--- Begin ---
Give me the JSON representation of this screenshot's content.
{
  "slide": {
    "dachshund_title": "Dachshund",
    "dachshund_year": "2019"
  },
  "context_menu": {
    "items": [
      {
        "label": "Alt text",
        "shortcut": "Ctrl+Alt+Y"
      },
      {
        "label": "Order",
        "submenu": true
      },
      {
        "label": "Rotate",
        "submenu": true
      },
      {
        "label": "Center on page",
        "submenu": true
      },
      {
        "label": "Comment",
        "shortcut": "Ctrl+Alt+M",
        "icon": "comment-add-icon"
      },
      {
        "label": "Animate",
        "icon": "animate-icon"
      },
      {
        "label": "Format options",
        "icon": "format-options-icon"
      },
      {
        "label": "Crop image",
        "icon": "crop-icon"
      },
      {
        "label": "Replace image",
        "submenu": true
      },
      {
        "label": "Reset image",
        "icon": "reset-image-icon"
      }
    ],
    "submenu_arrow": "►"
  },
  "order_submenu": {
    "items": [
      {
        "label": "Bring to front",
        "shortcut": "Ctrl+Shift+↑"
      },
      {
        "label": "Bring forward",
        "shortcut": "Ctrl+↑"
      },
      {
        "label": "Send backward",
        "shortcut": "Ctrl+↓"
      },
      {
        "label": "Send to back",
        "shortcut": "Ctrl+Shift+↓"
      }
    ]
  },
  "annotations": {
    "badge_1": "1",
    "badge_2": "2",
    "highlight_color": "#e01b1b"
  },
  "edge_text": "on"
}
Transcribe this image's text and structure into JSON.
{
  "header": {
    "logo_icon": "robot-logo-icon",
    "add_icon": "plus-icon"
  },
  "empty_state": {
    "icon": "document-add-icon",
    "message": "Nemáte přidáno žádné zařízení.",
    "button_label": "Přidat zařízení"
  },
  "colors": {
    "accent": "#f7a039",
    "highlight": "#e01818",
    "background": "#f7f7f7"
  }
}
--- End ---
Your task is to output exactly the lines running from the one with "Transcribe this image's" through the final line of the material above, with both ends included.

Transcribe this image's text and structure into JSON.
{
  "header": {
    "logo_icon": "robot-logo-icon",
    "add_icon": "plus-icon"
  },
  "empty_state": {
    "icon": "document-add-icon",
    "message": "Nemáte přidáno žádné zařízení.",
    "button_label": "Přidat zařízení"
  },
  "colors": {
    "accent": "#f7a039",
    "highlight": "#e01818",
    "background": "#f7f7f7"
  }
}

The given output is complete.